[Records from a dataset]
--- BEGIN ---

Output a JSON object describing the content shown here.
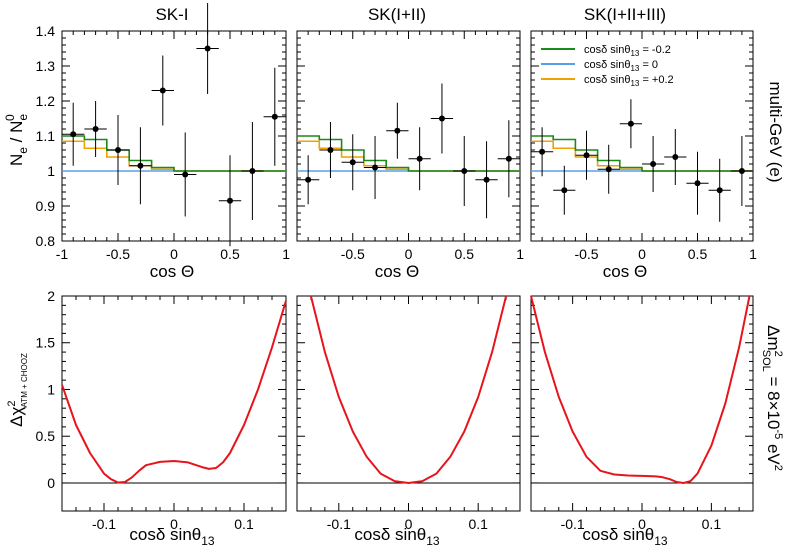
{
  "chart_data": [
    {
      "type": "line",
      "title": "SK-I",
      "xlabel": "cos Θ",
      "ylabel": "N_e / N_e^0",
      "xlim": [
        -1,
        1
      ],
      "ylim": [
        0.8,
        1.4
      ],
      "x_ticks": [
        "-1",
        "-0.5",
        "0",
        "0.5",
        "1"
      ],
      "y_ticks": [
        "0.8",
        "0.9",
        "1",
        "1.1",
        "1.2",
        "1.3",
        "1.4"
      ],
      "points": [
        {
          "x": -0.9,
          "y": 1.105,
          "err": 0.09
        },
        {
          "x": -0.7,
          "y": 1.12,
          "err": 0.08
        },
        {
          "x": -0.5,
          "y": 1.06,
          "err": 0.1
        },
        {
          "x": -0.3,
          "y": 1.015,
          "err": 0.11
        },
        {
          "x": -0.1,
          "y": 1.23,
          "err": 0.1
        },
        {
          "x": 0.1,
          "y": 0.99,
          "err": 0.12
        },
        {
          "x": 0.3,
          "y": 1.35,
          "err": 0.13
        },
        {
          "x": 0.5,
          "y": 0.915,
          "err": 0.13
        },
        {
          "x": 0.7,
          "y": 1.0,
          "err": 0.14
        },
        {
          "x": 0.9,
          "y": 1.155,
          "err": 0.14
        }
      ],
      "series": [
        {
          "values": [
            1.1,
            1.09,
            1.06,
            1.03,
            1.01,
            1.0,
            1.0,
            1.0,
            1.0,
            1.0
          ]
        },
        {
          "values": [
            1.0,
            1.0,
            1.0,
            1.0,
            1.0,
            1.0,
            1.0,
            1.0,
            1.0,
            1.0
          ]
        },
        {
          "values": [
            1.085,
            1.065,
            1.04,
            1.015,
            1.005,
            1.0,
            1.0,
            1.0,
            1.0,
            1.0
          ]
        }
      ]
    },
    {
      "type": "line",
      "title": "SK(I+II)",
      "xlabel": "cos Θ",
      "xlim": [
        -1,
        1
      ],
      "ylim": [
        0.8,
        1.4
      ],
      "x_ticks": [
        "-1",
        "-0.5",
        "0",
        "0.5",
        "1"
      ],
      "points": [
        {
          "x": -0.9,
          "y": 0.975,
          "err": 0.07
        },
        {
          "x": -0.7,
          "y": 1.06,
          "err": 0.08
        },
        {
          "x": -0.5,
          "y": 1.025,
          "err": 0.08
        },
        {
          "x": -0.3,
          "y": 1.01,
          "err": 0.09
        },
        {
          "x": -0.1,
          "y": 1.115,
          "err": 0.08
        },
        {
          "x": 0.1,
          "y": 1.035,
          "err": 0.09
        },
        {
          "x": 0.3,
          "y": 1.15,
          "err": 0.1
        },
        {
          "x": 0.5,
          "y": 1.0,
          "err": 0.1
        },
        {
          "x": 0.7,
          "y": 0.975,
          "err": 0.11
        },
        {
          "x": 0.9,
          "y": 1.035,
          "err": 0.11
        }
      ],
      "series": [
        {
          "values": [
            1.1,
            1.09,
            1.06,
            1.03,
            1.01,
            1.0,
            1.0,
            1.0,
            1.0,
            1.0
          ]
        },
        {
          "values": [
            1.0,
            1.0,
            1.0,
            1.0,
            1.0,
            1.0,
            1.0,
            1.0,
            1.0,
            1.0
          ]
        },
        {
          "values": [
            1.085,
            1.065,
            1.04,
            1.015,
            1.005,
            1.0,
            1.0,
            1.0,
            1.0,
            1.0
          ]
        }
      ]
    },
    {
      "type": "line",
      "title": "SK(I+II+III)",
      "xlabel": "cos Θ",
      "xlim": [
        -1,
        1
      ],
      "ylim": [
        0.8,
        1.4
      ],
      "x_ticks": [
        "-1",
        "-0.5",
        "0",
        "0.5",
        "1"
      ],
      "side_label": "multi-GeV (e)",
      "legend": {
        "placement": "top",
        "entries": [
          {
            "label": "cosδ sinθ13 = -0.2",
            "value": "-0.2",
            "color": "#1a8a1a"
          },
          {
            "label": "cosδ sinθ13 = 0",
            "value": "0",
            "color": "#5aa0e8"
          },
          {
            "label": "cosδ sinθ13 = +0.2",
            "value": "+0.2",
            "color": "#f0a000"
          }
        ]
      },
      "points": [
        {
          "x": -0.9,
          "y": 1.055,
          "err": 0.07
        },
        {
          "x": -0.7,
          "y": 0.945,
          "err": 0.07
        },
        {
          "x": -0.5,
          "y": 1.045,
          "err": 0.07
        },
        {
          "x": -0.3,
          "y": 1.005,
          "err": 0.07
        },
        {
          "x": -0.1,
          "y": 1.135,
          "err": 0.07
        },
        {
          "x": 0.1,
          "y": 1.02,
          "err": 0.08
        },
        {
          "x": 0.3,
          "y": 1.04,
          "err": 0.08
        },
        {
          "x": 0.5,
          "y": 0.965,
          "err": 0.09
        },
        {
          "x": 0.7,
          "y": 0.945,
          "err": 0.09
        },
        {
          "x": 0.9,
          "y": 1.0,
          "err": 0.1
        }
      ],
      "series": [
        {
          "values": [
            1.1,
            1.09,
            1.06,
            1.03,
            1.01,
            1.0,
            1.0,
            1.0,
            1.0,
            1.0
          ]
        },
        {
          "values": [
            1.0,
            1.0,
            1.0,
            1.0,
            1.0,
            1.0,
            1.0,
            1.0,
            1.0,
            1.0
          ]
        },
        {
          "values": [
            1.085,
            1.065,
            1.04,
            1.015,
            1.005,
            1.0,
            1.0,
            1.0,
            1.0,
            1.0
          ]
        }
      ]
    },
    {
      "type": "line",
      "xlabel": "cosδ sinθ13",
      "ylabel": "Δχ²ATM + CHOOZ",
      "xlim": [
        -0.16,
        0.16
      ],
      "ylim": [
        -0.3,
        2.0
      ],
      "x_ticks": [
        "-0.1",
        "0",
        "0.1"
      ],
      "y_ticks": [
        "0",
        "0.5",
        "1",
        "1.5",
        "2"
      ],
      "series": [
        {
          "color": "#e8141c",
          "x": [
            -0.16,
            -0.14,
            -0.12,
            -0.1,
            -0.09,
            -0.08,
            -0.07,
            -0.06,
            -0.05,
            -0.04,
            -0.02,
            0.0,
            0.02,
            0.04,
            0.05,
            0.06,
            0.07,
            0.08,
            0.1,
            0.12,
            0.14,
            0.16
          ],
          "y": [
            1.05,
            0.62,
            0.32,
            0.1,
            0.04,
            0.005,
            0.01,
            0.06,
            0.13,
            0.19,
            0.225,
            0.235,
            0.22,
            0.17,
            0.15,
            0.16,
            0.22,
            0.32,
            0.62,
            1.0,
            1.45,
            1.95
          ]
        }
      ]
    },
    {
      "type": "line",
      "xlabel": "",
      "xlim": [
        -0.16,
        0.16
      ],
      "ylim": [
        -0.3,
        2.0
      ],
      "x_ticks": [
        "-0.1",
        "0",
        "0.1"
      ],
      "series": [
        {
          "color": "#e8141c",
          "x": [
            -0.14,
            -0.12,
            -0.1,
            -0.08,
            -0.06,
            -0.04,
            -0.02,
            0.0,
            0.02,
            0.04,
            0.06,
            0.08,
            0.1,
            0.12,
            0.14
          ],
          "y": [
            2.0,
            1.4,
            0.92,
            0.55,
            0.28,
            0.1,
            0.02,
            0.0,
            0.02,
            0.1,
            0.28,
            0.55,
            0.92,
            1.4,
            2.0
          ]
        }
      ]
    },
    {
      "type": "line",
      "xlabel": "",
      "xlim": [
        -0.16,
        0.16
      ],
      "ylim": [
        -0.3,
        2.0
      ],
      "x_ticks": [
        "-0.1",
        "0",
        "0.1"
      ],
      "side_label": "Δm²SOL = 8×10⁻⁵ eV²",
      "series": [
        {
          "color": "#e8141c",
          "x": [
            -0.16,
            -0.14,
            -0.12,
            -0.1,
            -0.08,
            -0.06,
            -0.04,
            -0.02,
            0.0,
            0.02,
            0.03,
            0.04,
            0.05,
            0.06,
            0.07,
            0.08,
            0.1,
            0.12,
            0.14,
            0.155
          ],
          "y": [
            2.0,
            1.4,
            0.92,
            0.55,
            0.28,
            0.13,
            0.09,
            0.08,
            0.075,
            0.07,
            0.06,
            0.04,
            0.01,
            0.0,
            0.02,
            0.1,
            0.4,
            0.85,
            1.45,
            2.0
          ]
        }
      ]
    }
  ],
  "labels": {
    "title_1": "SK-I",
    "title_2": "SK(I+II)",
    "title_3": "SK(I+II+III)",
    "top_xlabel": "cos Θ",
    "bottom_xlabel": "cosδ sinθ",
    "bottom_xlabel_sub": "13",
    "top_ylabel_main": "N",
    "top_ylabel_sub": "e",
    "top_ylabel_sep": " / N",
    "top_ylabel_sup": "0",
    "top_ylabel_sub2": "e",
    "bottom_ylabel_main": "Δχ",
    "bottom_ylabel_sup": "2",
    "bottom_ylabel_sub": "ATM + CHOOZ",
    "side_top": "multi-GeV (e)",
    "side_bottom_main": "Δm",
    "side_bottom_sup": "2",
    "side_bottom_sub": "SOL",
    "side_bottom_rest": " = 8×10",
    "side_bottom_exp": "-5",
    "side_bottom_unit": " eV",
    "side_bottom_unit_sup": "2",
    "legend_prefix": "cosδ sinθ",
    "legend_sub": "13",
    "legend_eq_1": " = -0.2",
    "legend_eq_2": " =  0",
    "legend_eq_3": " = +0.2",
    "colors": {
      "green": "#1a8a1a",
      "blue": "#5aa0e8",
      "orange": "#f0a000",
      "red": "#e8141c"
    }
  }
}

--- END ---

* [WHAT TO DO]
Extract every line containing the string "CHOOZ" from the data above.

* [SOLVED PROBLEM]
      "ylabel": "Δχ²ATM + CHOOZ",
    "bottom_ylabel_sub": "ATM + CHOOZ",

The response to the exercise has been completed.